Return all lines in the material below that contain "true".

Stored entries:
● ● ● ● ● ● ●
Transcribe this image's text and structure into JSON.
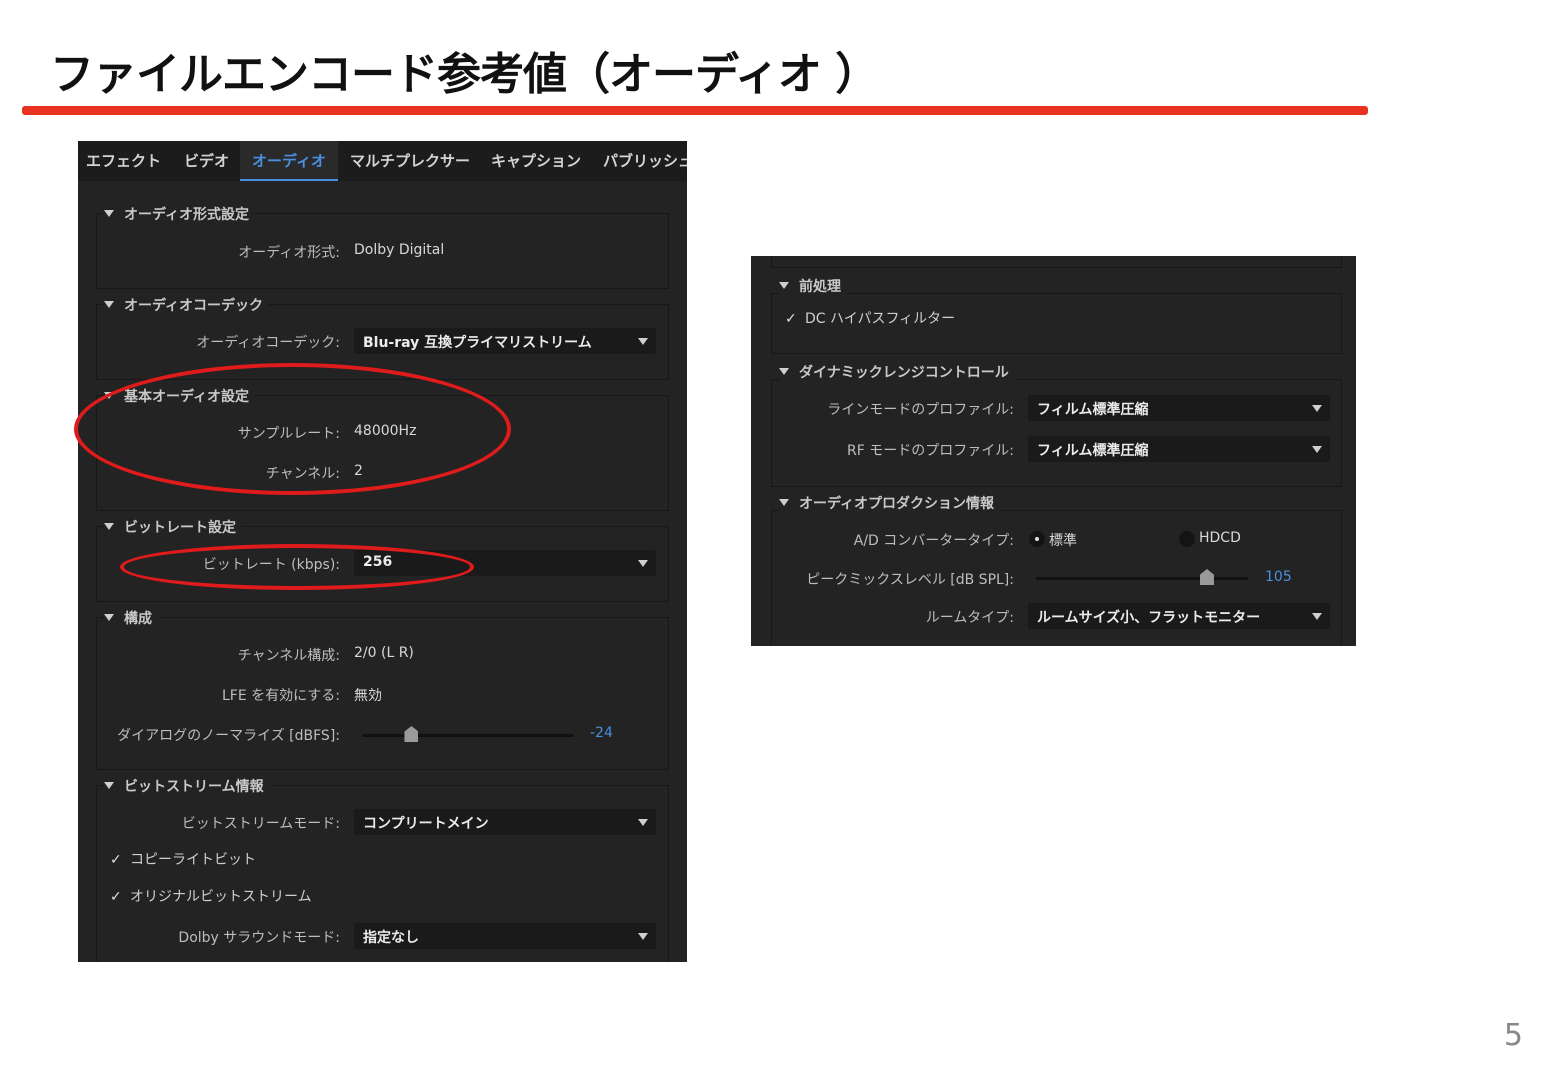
{
  "slide": {
    "title": "ファイルエンコード参考値（オーディオ ）",
    "page_number": "5"
  },
  "tabs": [
    {
      "label": "エフェクト"
    },
    {
      "label": "ビデオ"
    },
    {
      "label": "オーディオ",
      "active": true
    },
    {
      "label": "マルチプレクサー"
    },
    {
      "label": "キャプション"
    },
    {
      "label": "パブリッシュ"
    }
  ],
  "left": {
    "audio_format": {
      "header": "オーディオ形式設定",
      "label": "オーディオ形式:",
      "value": "Dolby Digital"
    },
    "codec": {
      "header": "オーディオコーデック",
      "label": "オーディオコーデック:",
      "value": "Blu-ray 互換プライマリストリーム"
    },
    "basic": {
      "header": "基本オーディオ設定",
      "sample_rate_label": "サンプルレート:",
      "sample_rate_value": "48000Hz",
      "channels_label": "チャンネル:",
      "channels_value": "2"
    },
    "bitrate": {
      "header": "ビットレート設定",
      "label": "ビットレート (kbps):",
      "value": "256"
    },
    "config": {
      "header": "構成",
      "channel_config_label": "チャンネル構成:",
      "channel_config_value": "2/0 (L R)",
      "lfe_label": "LFE を有効にする:",
      "lfe_value": "無効",
      "dialog_label": "ダイアログのノーマライズ [dBFS]:",
      "dialog_value": "-24",
      "dialog_min": -31,
      "dialog_max": -1
    },
    "bitstream": {
      "header": "ビットストリーム情報",
      "mode_label": "ビットストリームモード:",
      "mode_value": "コンプリートメイン",
      "copyright_label": "コピーライトビット",
      "copyright_checked": true,
      "original_label": "オリジナルビットストリーム",
      "original_checked": true,
      "surround_label": "Dolby サラウンドモード:",
      "surround_value": "指定なし"
    }
  },
  "right": {
    "preprocess": {
      "header": "前処理",
      "dc_filter_label": "DC ハイパスフィルター",
      "dc_filter_checked": true
    },
    "drc": {
      "header": "ダイナミックレンジコントロール",
      "line_label": "ラインモードのプロファイル:",
      "line_value": "フィルム標準圧縮",
      "rf_label": "RF モードのプロファイル:",
      "rf_value": "フィルム標準圧縮"
    },
    "production": {
      "header": "オーディオプロダクション情報",
      "ad_label": "A/D コンバータータイプ:",
      "ad_option_standard": "標準",
      "ad_option_hdcd": "HDCD",
      "ad_selected": "標準",
      "peak_label": "ピークミックスレベル [dB SPL]:",
      "peak_value": "105",
      "peak_min": 80,
      "peak_max": 111,
      "room_label": "ルームタイプ:",
      "room_value": "ルームサイズ小、フラットモニター"
    }
  },
  "highlight_color": "#e01b1b",
  "accent_color": "#4a90e2"
}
● ● ● ● ● ● ●
* _Full output_
      "active": true
      "copyright_checked": true,
      "original_checked": true,
      "dc_filter_checked": true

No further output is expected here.